(REQUEST): Look through the material and tally each line bearing the word "JSON". Give only the total.

(MATERIAL):
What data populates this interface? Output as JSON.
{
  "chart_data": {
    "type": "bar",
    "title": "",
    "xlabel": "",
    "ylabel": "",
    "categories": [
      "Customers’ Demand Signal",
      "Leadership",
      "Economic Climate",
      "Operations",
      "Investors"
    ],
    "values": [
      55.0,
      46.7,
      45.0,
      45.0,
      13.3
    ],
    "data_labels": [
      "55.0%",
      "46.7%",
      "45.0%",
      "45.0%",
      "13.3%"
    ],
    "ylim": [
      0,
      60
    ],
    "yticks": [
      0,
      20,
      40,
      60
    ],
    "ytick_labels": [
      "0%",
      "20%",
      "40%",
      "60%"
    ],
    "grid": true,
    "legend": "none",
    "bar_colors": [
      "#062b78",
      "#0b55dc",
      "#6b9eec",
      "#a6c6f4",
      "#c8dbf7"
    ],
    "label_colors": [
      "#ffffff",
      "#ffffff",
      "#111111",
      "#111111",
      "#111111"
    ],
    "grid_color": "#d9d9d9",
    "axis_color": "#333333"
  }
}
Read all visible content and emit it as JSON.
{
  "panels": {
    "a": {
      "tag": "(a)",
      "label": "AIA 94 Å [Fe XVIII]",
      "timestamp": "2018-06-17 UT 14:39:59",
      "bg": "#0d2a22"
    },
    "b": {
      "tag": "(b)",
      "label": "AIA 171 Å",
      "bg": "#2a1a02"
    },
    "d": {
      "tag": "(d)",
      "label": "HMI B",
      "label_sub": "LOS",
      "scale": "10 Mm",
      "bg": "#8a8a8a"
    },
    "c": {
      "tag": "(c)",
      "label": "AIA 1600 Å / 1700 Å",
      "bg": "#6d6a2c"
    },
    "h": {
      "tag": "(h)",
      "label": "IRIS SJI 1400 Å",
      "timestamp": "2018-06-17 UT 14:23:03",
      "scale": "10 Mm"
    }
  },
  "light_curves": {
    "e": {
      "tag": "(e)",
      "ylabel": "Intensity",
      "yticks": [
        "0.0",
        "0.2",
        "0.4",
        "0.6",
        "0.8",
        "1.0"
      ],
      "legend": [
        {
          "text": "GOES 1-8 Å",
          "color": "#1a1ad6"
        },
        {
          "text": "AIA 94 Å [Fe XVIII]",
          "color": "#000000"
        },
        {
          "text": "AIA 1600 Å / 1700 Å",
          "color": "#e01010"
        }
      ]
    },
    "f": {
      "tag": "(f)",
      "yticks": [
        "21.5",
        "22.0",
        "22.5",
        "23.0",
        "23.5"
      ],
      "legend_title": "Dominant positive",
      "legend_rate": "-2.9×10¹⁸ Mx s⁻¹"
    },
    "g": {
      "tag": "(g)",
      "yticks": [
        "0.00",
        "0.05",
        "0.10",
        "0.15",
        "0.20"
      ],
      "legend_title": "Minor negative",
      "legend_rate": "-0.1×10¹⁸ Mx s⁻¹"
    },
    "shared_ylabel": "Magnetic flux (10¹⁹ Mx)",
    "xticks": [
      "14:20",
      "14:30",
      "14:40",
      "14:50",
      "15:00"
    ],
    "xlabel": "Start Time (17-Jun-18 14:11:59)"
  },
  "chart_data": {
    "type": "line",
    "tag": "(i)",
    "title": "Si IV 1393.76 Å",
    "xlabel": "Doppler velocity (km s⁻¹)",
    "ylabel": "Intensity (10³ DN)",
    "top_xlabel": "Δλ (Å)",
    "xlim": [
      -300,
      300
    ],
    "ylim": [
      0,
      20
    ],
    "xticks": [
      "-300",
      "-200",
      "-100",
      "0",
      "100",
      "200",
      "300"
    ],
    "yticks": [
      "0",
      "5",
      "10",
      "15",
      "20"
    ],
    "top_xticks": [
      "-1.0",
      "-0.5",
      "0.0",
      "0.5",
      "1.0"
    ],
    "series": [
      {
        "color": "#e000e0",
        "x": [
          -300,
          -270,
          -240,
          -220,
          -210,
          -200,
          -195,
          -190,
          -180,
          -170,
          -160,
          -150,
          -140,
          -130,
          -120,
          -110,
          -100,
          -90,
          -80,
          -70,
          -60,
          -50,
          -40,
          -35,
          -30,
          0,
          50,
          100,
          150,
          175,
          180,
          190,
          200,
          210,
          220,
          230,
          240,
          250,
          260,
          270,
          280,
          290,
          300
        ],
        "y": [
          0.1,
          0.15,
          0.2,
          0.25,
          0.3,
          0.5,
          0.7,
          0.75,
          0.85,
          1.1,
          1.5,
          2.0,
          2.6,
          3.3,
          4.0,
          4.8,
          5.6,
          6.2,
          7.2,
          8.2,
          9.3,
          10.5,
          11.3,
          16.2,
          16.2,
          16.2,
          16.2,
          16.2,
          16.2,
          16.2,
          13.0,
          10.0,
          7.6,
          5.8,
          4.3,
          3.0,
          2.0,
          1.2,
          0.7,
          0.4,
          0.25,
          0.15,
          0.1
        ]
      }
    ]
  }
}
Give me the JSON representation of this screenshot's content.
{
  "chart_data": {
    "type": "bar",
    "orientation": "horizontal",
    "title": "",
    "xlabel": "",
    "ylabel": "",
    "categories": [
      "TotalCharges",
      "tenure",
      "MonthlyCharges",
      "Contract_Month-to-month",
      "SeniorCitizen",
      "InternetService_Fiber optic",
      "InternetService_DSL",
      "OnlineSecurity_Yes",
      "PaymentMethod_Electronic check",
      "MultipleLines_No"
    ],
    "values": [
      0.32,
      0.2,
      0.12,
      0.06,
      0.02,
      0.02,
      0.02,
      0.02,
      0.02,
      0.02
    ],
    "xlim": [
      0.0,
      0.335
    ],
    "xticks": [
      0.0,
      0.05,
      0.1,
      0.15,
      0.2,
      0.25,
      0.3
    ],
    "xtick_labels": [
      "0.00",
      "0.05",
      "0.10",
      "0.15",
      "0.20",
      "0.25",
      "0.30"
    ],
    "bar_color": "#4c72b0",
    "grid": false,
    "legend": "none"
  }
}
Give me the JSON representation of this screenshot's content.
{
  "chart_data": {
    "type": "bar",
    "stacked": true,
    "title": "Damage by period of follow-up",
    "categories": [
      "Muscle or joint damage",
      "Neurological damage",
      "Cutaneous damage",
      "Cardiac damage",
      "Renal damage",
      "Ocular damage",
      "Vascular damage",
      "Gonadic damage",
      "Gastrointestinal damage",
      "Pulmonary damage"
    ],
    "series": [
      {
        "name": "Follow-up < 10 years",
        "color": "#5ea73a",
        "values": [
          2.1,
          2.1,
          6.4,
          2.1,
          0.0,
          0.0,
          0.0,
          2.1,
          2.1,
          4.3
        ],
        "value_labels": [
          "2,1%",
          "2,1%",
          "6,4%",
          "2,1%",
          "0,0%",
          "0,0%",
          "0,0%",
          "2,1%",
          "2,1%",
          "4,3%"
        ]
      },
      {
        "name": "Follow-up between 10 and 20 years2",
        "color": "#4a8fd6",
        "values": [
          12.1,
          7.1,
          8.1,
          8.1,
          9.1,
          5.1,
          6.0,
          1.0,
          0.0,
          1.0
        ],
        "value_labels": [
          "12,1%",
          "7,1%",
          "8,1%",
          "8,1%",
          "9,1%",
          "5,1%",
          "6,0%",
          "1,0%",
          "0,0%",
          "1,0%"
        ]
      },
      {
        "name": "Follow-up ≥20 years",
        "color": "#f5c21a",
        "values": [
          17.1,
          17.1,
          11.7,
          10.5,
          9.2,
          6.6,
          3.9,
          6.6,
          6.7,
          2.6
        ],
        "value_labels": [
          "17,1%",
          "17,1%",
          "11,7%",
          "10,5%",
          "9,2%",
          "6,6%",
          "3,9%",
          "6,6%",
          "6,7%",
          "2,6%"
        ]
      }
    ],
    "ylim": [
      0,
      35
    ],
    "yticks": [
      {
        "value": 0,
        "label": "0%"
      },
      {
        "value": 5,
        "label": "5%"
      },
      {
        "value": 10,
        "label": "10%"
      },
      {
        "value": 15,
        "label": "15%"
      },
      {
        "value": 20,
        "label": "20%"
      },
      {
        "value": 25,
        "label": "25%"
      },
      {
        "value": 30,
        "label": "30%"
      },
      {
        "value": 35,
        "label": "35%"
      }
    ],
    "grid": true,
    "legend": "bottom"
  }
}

(TASK ANSWER): 4